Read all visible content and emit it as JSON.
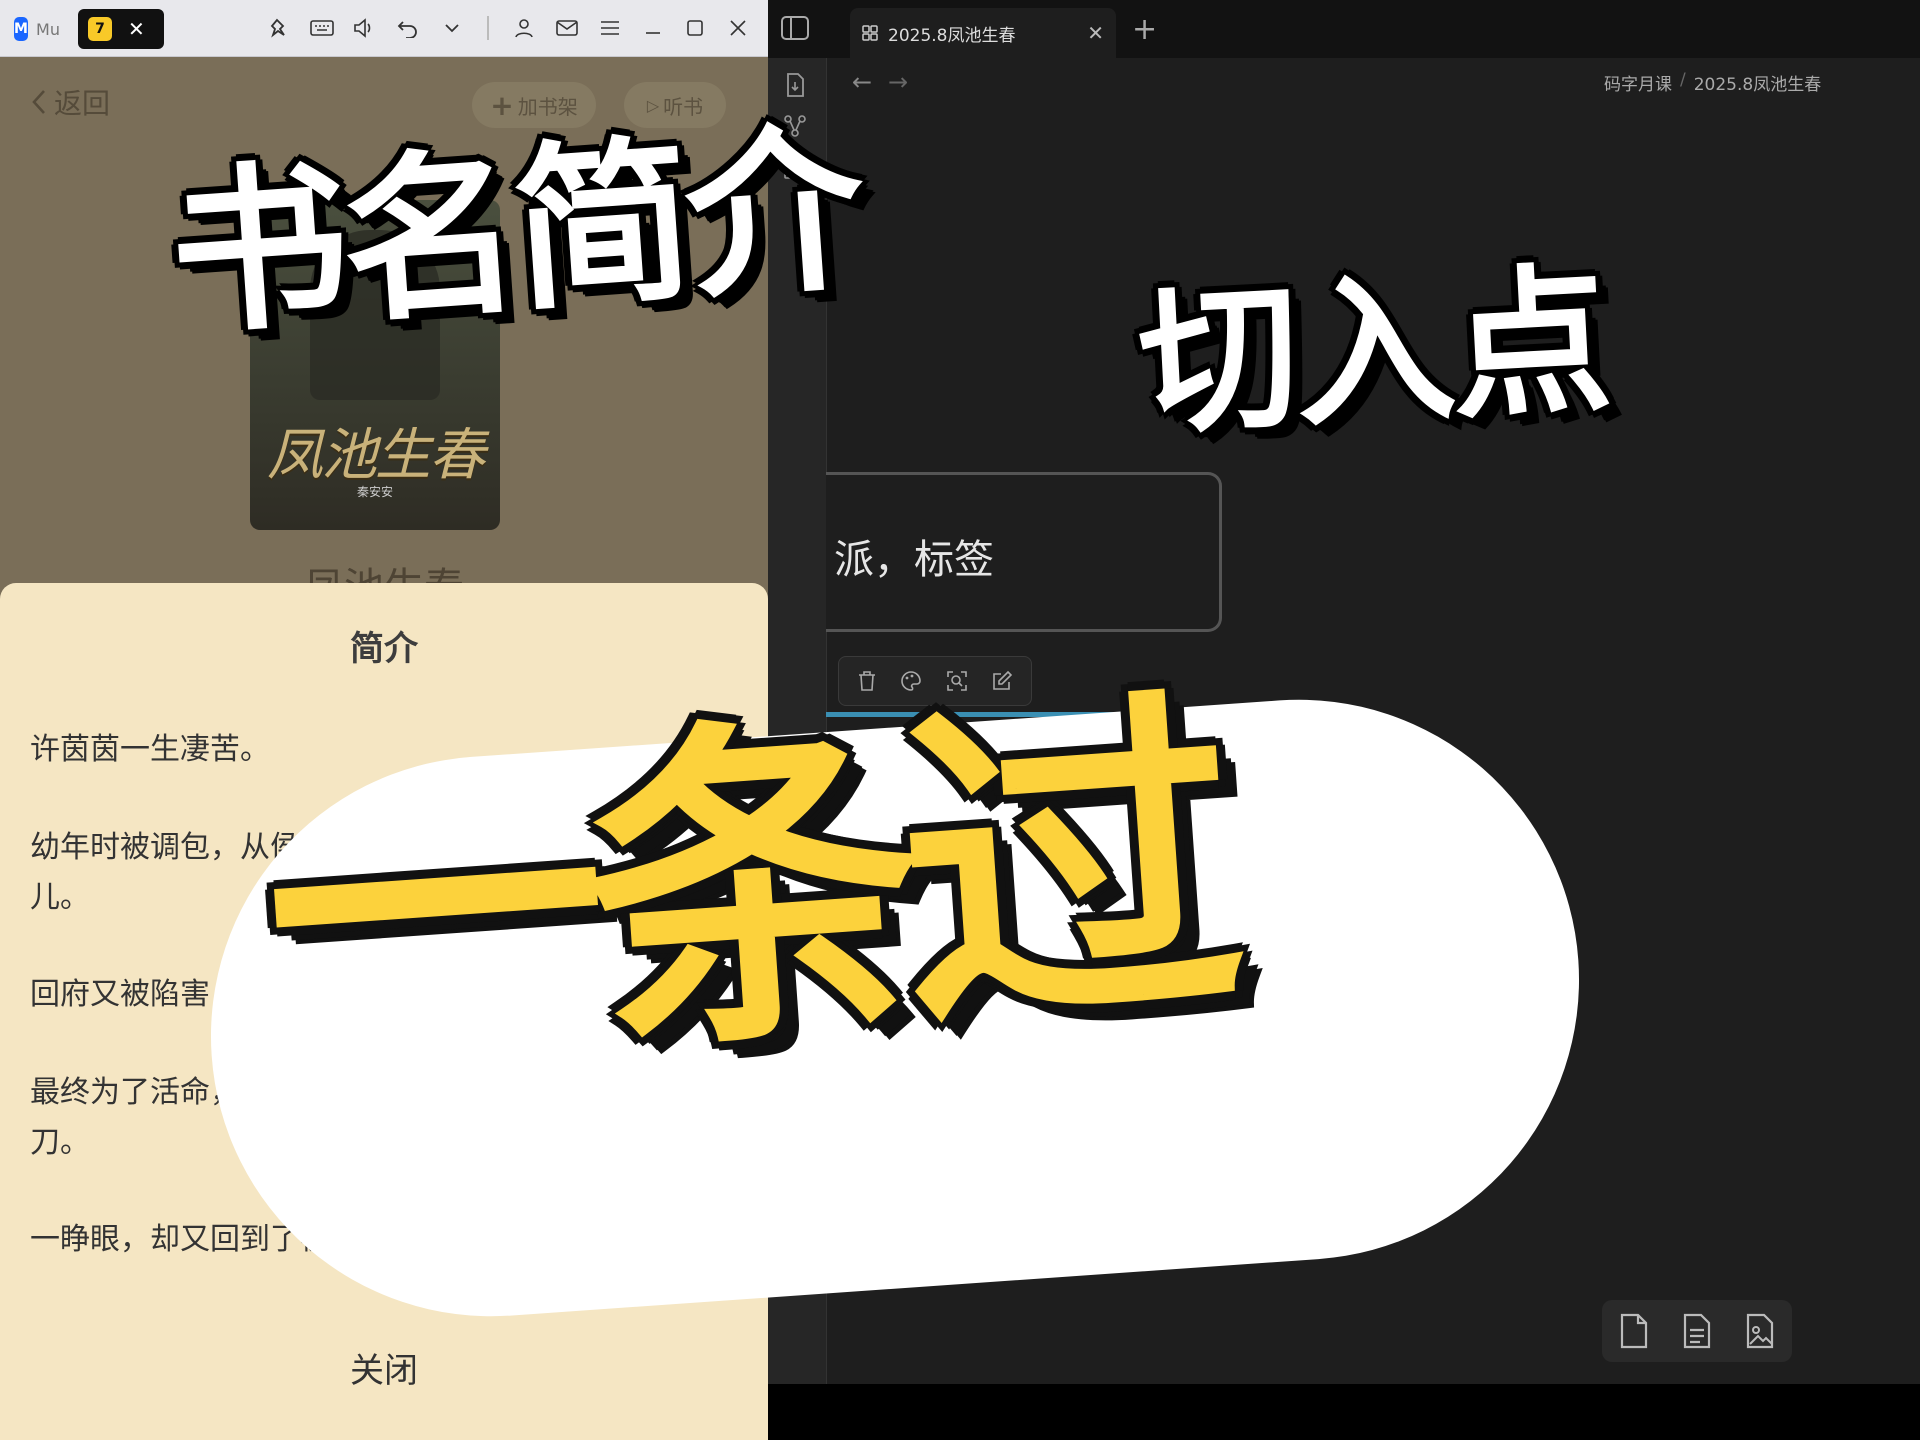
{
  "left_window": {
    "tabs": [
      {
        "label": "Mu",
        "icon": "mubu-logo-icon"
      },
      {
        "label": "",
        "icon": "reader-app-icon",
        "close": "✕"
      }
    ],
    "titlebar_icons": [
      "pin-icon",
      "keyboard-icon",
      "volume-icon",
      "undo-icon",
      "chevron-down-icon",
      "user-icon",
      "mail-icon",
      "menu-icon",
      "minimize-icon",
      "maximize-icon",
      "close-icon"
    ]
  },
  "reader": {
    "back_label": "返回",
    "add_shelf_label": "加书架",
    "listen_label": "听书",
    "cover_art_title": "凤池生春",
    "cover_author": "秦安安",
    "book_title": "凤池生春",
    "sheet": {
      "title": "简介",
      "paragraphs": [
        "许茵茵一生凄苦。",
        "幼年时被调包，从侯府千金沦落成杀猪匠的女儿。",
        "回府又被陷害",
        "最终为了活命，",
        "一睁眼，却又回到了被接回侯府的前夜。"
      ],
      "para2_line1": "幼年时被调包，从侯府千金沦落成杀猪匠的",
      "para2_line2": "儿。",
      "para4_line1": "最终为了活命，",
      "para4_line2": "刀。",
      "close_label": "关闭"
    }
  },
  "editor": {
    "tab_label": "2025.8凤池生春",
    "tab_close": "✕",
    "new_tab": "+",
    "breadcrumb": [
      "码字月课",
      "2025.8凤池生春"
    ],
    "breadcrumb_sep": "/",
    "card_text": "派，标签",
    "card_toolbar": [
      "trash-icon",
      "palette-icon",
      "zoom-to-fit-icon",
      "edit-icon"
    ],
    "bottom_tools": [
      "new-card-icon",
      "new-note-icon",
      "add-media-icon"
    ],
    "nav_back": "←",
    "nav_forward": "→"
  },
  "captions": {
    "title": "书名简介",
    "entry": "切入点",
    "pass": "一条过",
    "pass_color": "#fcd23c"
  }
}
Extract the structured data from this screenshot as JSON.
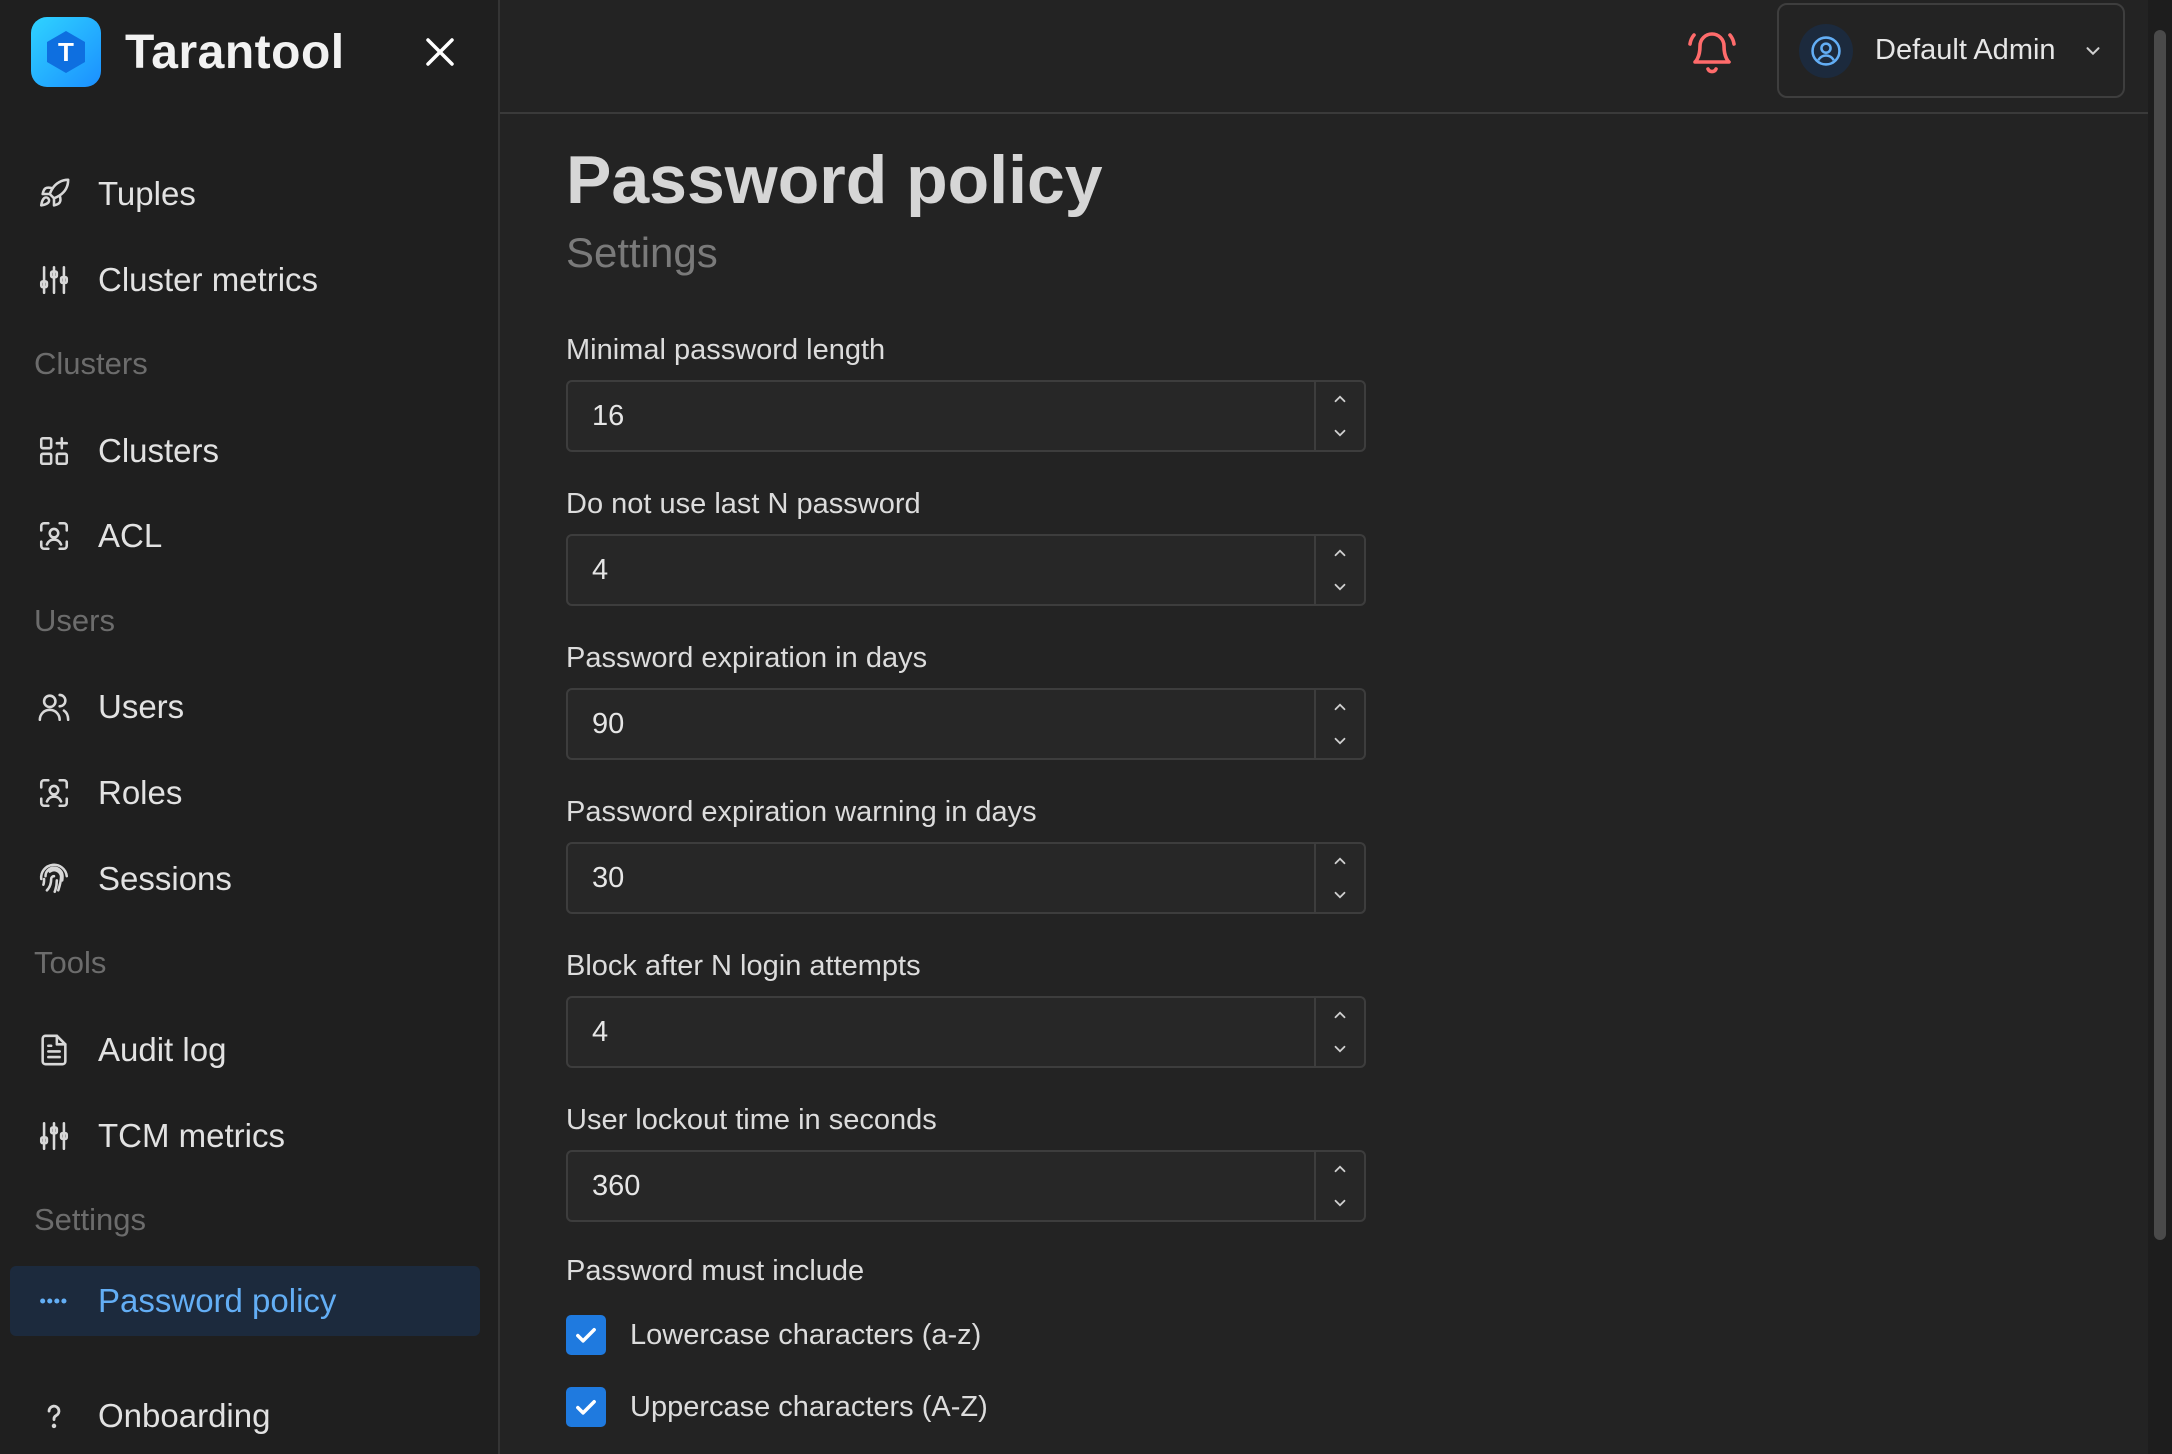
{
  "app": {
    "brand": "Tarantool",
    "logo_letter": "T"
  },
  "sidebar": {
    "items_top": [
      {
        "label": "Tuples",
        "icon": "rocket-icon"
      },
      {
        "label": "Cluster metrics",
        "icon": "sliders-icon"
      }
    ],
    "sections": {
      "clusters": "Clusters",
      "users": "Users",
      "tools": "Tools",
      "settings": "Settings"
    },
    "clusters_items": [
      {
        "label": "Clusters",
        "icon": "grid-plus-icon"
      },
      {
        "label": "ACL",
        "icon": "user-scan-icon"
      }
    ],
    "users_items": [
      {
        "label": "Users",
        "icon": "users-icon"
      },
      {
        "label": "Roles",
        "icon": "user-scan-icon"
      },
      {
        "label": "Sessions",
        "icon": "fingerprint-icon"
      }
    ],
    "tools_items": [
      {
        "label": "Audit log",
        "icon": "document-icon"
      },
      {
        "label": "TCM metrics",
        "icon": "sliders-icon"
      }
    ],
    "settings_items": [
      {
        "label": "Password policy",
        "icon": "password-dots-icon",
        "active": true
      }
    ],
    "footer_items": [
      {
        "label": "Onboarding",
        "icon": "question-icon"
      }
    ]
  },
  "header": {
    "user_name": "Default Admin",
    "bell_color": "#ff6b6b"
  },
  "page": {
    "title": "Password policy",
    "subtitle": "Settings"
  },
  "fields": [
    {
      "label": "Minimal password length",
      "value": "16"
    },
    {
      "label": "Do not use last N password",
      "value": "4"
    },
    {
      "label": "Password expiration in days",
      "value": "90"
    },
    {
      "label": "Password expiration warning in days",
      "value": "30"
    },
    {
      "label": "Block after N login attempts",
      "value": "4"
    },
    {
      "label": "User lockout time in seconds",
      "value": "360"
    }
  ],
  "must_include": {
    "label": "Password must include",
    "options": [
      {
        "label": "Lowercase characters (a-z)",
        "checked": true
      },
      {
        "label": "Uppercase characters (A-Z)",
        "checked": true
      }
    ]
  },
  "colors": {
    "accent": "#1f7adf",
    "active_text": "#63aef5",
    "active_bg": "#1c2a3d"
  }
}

**Exercise instructions**
Give the data again exactly as written, with all pictures left out.

**Correct answer**
Read all visible content and emit it as JSON.
{
  "left_window": {
    "tabs": [
      {
        "label": "Mu",
        "icon": "mubu-logo-icon"
      },
      {
        "label": "",
        "icon": "reader-app-icon",
        "close": "✕"
      }
    ],
    "titlebar_icons": [
      "pin-icon",
      "keyboard-icon",
      "volume-icon",
      "undo-icon",
      "chevron-down-icon",
      "user-icon",
      "mail-icon",
      "menu-icon",
      "minimize-icon",
      "maximize-icon",
      "close-icon"
    ]
  },
  "reader": {
    "back_label": "返回",
    "add_shelf_label": "加书架",
    "listen_label": "听书",
    "cover_art_title": "凤池生春",
    "cover_author": "秦安安",
    "book_title": "凤池生春",
    "sheet": {
      "title": "简介",
      "paragraphs": [
        "许茵茵一生凄苦。",
        "幼年时被调包，从侯府千金沦落成杀猪匠的女儿。",
        "回府又被陷害",
        "最终为了活命，",
        "一睁眼，却又回到了被接回侯府的前夜。"
      ],
      "para2_line1": "幼年时被调包，从侯府千金沦落成杀猪匠的",
      "para2_line2": "儿。",
      "para4_line1": "最终为了活命，",
      "para4_line2": "刀。",
      "close_label": "关闭"
    }
  },
  "editor": {
    "tab_label": "2025.8凤池生春",
    "tab_close": "✕",
    "new_tab": "+",
    "breadcrumb": [
      "码字月课",
      "2025.8凤池生春"
    ],
    "breadcrumb_sep": "/",
    "card_text": "派，标签",
    "card_toolbar": [
      "trash-icon",
      "palette-icon",
      "zoom-to-fit-icon",
      "edit-icon"
    ],
    "bottom_tools": [
      "new-card-icon",
      "new-note-icon",
      "add-media-icon"
    ],
    "nav_back": "←",
    "nav_forward": "→"
  },
  "captions": {
    "title": "书名简介",
    "entry": "切入点",
    "pass": "一条过",
    "pass_color": "#fcd23c"
  }
}
Extract the structured data from this screenshot as JSON.
{
  "app": {
    "brand": "Tarantool",
    "logo_letter": "T"
  },
  "sidebar": {
    "items_top": [
      {
        "label": "Tuples",
        "icon": "rocket-icon"
      },
      {
        "label": "Cluster metrics",
        "icon": "sliders-icon"
      }
    ],
    "sections": {
      "clusters": "Clusters",
      "users": "Users",
      "tools": "Tools",
      "settings": "Settings"
    },
    "clusters_items": [
      {
        "label": "Clusters",
        "icon": "grid-plus-icon"
      },
      {
        "label": "ACL",
        "icon": "user-scan-icon"
      }
    ],
    "users_items": [
      {
        "label": "Users",
        "icon": "users-icon"
      },
      {
        "label": "Roles",
        "icon": "user-scan-icon"
      },
      {
        "label": "Sessions",
        "icon": "fingerprint-icon"
      }
    ],
    "tools_items": [
      {
        "label": "Audit log",
        "icon": "document-icon"
      },
      {
        "label": "TCM metrics",
        "icon": "sliders-icon"
      }
    ],
    "settings_items": [
      {
        "label": "Password policy",
        "icon": "password-dots-icon",
        "active": true
      }
    ],
    "footer_items": [
      {
        "label": "Onboarding",
        "icon": "question-icon"
      }
    ]
  },
  "header": {
    "user_name": "Default Admin",
    "bell_color": "#ff6b6b"
  },
  "page": {
    "title": "Password policy",
    "subtitle": "Settings"
  },
  "fields": [
    {
      "label": "Minimal password length",
      "value": "16"
    },
    {
      "label": "Do not use last N password",
      "value": "4"
    },
    {
      "label": "Password expiration in days",
      "value": "90"
    },
    {
      "label": "Password expiration warning in days",
      "value": "30"
    },
    {
      "label": "Block after N login attempts",
      "value": "4"
    },
    {
      "label": "User lockout time in seconds",
      "value": "360"
    }
  ],
  "must_include": {
    "label": "Password must include",
    "options": [
      {
        "label": "Lowercase characters (a-z)",
        "checked": true
      },
      {
        "label": "Uppercase characters (A-Z)",
        "checked": true
      }
    ]
  },
  "colors": {
    "accent": "#1f7adf",
    "active_text": "#63aef5",
    "active_bg": "#1c2a3d"
  }
}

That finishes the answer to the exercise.